Copy each line of the listing below exactly.
** START Information given **
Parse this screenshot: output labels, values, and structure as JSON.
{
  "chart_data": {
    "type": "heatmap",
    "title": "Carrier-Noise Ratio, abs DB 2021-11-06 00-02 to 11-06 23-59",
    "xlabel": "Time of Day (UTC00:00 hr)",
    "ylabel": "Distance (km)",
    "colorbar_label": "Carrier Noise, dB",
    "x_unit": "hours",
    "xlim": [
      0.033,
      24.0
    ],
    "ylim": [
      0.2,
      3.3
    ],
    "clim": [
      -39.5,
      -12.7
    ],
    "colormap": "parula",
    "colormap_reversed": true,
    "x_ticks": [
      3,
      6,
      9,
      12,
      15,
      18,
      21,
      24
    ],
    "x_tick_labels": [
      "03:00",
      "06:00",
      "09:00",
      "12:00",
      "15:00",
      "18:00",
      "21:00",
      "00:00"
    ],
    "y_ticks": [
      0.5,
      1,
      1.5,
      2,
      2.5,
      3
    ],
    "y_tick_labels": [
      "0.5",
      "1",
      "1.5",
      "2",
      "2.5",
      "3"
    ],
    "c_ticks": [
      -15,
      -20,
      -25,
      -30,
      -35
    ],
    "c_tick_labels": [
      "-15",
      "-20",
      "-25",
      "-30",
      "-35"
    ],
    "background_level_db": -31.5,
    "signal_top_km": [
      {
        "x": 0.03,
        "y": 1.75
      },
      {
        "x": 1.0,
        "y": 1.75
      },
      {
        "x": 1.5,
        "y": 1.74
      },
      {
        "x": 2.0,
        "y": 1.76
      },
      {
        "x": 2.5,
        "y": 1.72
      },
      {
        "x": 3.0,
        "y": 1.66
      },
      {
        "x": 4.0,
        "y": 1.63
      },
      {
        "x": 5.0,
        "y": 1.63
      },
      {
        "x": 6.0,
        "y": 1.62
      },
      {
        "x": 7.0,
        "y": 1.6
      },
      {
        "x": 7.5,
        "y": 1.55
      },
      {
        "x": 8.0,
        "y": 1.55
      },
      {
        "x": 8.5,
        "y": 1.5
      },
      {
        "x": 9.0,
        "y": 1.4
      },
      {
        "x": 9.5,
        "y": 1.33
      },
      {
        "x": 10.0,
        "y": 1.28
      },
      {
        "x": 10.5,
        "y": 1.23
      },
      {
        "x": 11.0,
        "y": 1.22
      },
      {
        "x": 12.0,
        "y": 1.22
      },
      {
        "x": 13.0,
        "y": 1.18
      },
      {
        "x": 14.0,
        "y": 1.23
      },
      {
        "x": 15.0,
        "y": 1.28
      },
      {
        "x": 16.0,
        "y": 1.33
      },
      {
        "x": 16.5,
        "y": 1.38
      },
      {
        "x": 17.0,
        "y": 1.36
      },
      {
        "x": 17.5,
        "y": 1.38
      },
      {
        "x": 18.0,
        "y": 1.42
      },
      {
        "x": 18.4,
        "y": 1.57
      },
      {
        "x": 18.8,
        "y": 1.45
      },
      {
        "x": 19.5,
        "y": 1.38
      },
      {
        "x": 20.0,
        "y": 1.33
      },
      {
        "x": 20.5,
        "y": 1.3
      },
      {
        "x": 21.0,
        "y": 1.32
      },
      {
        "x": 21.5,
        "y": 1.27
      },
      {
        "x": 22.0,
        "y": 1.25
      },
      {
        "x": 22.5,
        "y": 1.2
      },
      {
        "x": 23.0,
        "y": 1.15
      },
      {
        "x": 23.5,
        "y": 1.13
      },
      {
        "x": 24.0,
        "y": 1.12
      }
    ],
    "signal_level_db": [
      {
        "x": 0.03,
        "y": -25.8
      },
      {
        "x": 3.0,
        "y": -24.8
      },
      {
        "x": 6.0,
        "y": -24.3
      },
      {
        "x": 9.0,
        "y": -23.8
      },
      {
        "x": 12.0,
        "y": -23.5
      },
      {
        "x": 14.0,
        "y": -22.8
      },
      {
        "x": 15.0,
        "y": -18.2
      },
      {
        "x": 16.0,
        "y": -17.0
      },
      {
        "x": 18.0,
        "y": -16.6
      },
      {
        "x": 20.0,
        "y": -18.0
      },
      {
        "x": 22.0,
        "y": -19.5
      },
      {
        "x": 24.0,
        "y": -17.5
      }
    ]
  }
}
** END Information given **
Answer for the task
Parse this screenshot: output labels, values, and structure as JSON.
{
  "chart_data": {
    "type": "heatmap",
    "title": "Carrier-Noise Ratio, abs DB 2021-11-06 00-02 to 11-06 23-59",
    "xlabel": "Time of Day (UTC00:00 hr)",
    "ylabel": "Distance (km)",
    "colorbar_label": "Carrier Noise, dB",
    "x_unit": "hours",
    "xlim": [
      0.033,
      24.0
    ],
    "ylim": [
      0.2,
      3.3
    ],
    "clim": [
      -39.5,
      -12.7
    ],
    "colormap": "parula",
    "colormap_reversed": true,
    "x_ticks": [
      3,
      6,
      9,
      12,
      15,
      18,
      21,
      24
    ],
    "x_tick_labels": [
      "03:00",
      "06:00",
      "09:00",
      "12:00",
      "15:00",
      "18:00",
      "21:00",
      "00:00"
    ],
    "y_ticks": [
      0.5,
      1,
      1.5,
      2,
      2.5,
      3
    ],
    "y_tick_labels": [
      "0.5",
      "1",
      "1.5",
      "2",
      "2.5",
      "3"
    ],
    "c_ticks": [
      -15,
      -20,
      -25,
      -30,
      -35
    ],
    "c_tick_labels": [
      "-15",
      "-20",
      "-25",
      "-30",
      "-35"
    ],
    "background_level_db": -31.5,
    "signal_top_km": [
      {
        "x": 0.03,
        "y": 1.75
      },
      {
        "x": 1.0,
        "y": 1.75
      },
      {
        "x": 1.5,
        "y": 1.74
      },
      {
        "x": 2.0,
        "y": 1.76
      },
      {
        "x": 2.5,
        "y": 1.72
      },
      {
        "x": 3.0,
        "y": 1.66
      },
      {
        "x": 4.0,
        "y": 1.63
      },
      {
        "x": 5.0,
        "y": 1.63
      },
      {
        "x": 6.0,
        "y": 1.62
      },
      {
        "x": 7.0,
        "y": 1.6
      },
      {
        "x": 7.5,
        "y": 1.55
      },
      {
        "x": 8.0,
        "y": 1.55
      },
      {
        "x": 8.5,
        "y": 1.5
      },
      {
        "x": 9.0,
        "y": 1.4
      },
      {
        "x": 9.5,
        "y": 1.33
      },
      {
        "x": 10.0,
        "y": 1.28
      },
      {
        "x": 10.5,
        "y": 1.23
      },
      {
        "x": 11.0,
        "y": 1.22
      },
      {
        "x": 12.0,
        "y": 1.22
      },
      {
        "x": 13.0,
        "y": 1.18
      },
      {
        "x": 14.0,
        "y": 1.23
      },
      {
        "x": 15.0,
        "y": 1.28
      },
      {
        "x": 16.0,
        "y": 1.33
      },
      {
        "x": 16.5,
        "y": 1.38
      },
      {
        "x": 17.0,
        "y": 1.36
      },
      {
        "x": 17.5,
        "y": 1.38
      },
      {
        "x": 18.0,
        "y": 1.42
      },
      {
        "x": 18.4,
        "y": 1.57
      },
      {
        "x": 18.8,
        "y": 1.45
      },
      {
        "x": 19.5,
        "y": 1.38
      },
      {
        "x": 20.0,
        "y": 1.33
      },
      {
        "x": 20.5,
        "y": 1.3
      },
      {
        "x": 21.0,
        "y": 1.32
      },
      {
        "x": 21.5,
        "y": 1.27
      },
      {
        "x": 22.0,
        "y": 1.25
      },
      {
        "x": 22.5,
        "y": 1.2
      },
      {
        "x": 23.0,
        "y": 1.15
      },
      {
        "x": 23.5,
        "y": 1.13
      },
      {
        "x": 24.0,
        "y": 1.12
      }
    ],
    "signal_level_db": [
      {
        "x": 0.03,
        "y": -25.8
      },
      {
        "x": 3.0,
        "y": -24.8
      },
      {
        "x": 6.0,
        "y": -24.3
      },
      {
        "x": 9.0,
        "y": -23.8
      },
      {
        "x": 12.0,
        "y": -23.5
      },
      {
        "x": 14.0,
        "y": -22.8
      },
      {
        "x": 15.0,
        "y": -18.2
      },
      {
        "x": 16.0,
        "y": -17.0
      },
      {
        "x": 18.0,
        "y": -16.6
      },
      {
        "x": 20.0,
        "y": -18.0
      },
      {
        "x": 22.0,
        "y": -19.5
      },
      {
        "x": 24.0,
        "y": -17.5
      }
    ]
  }
}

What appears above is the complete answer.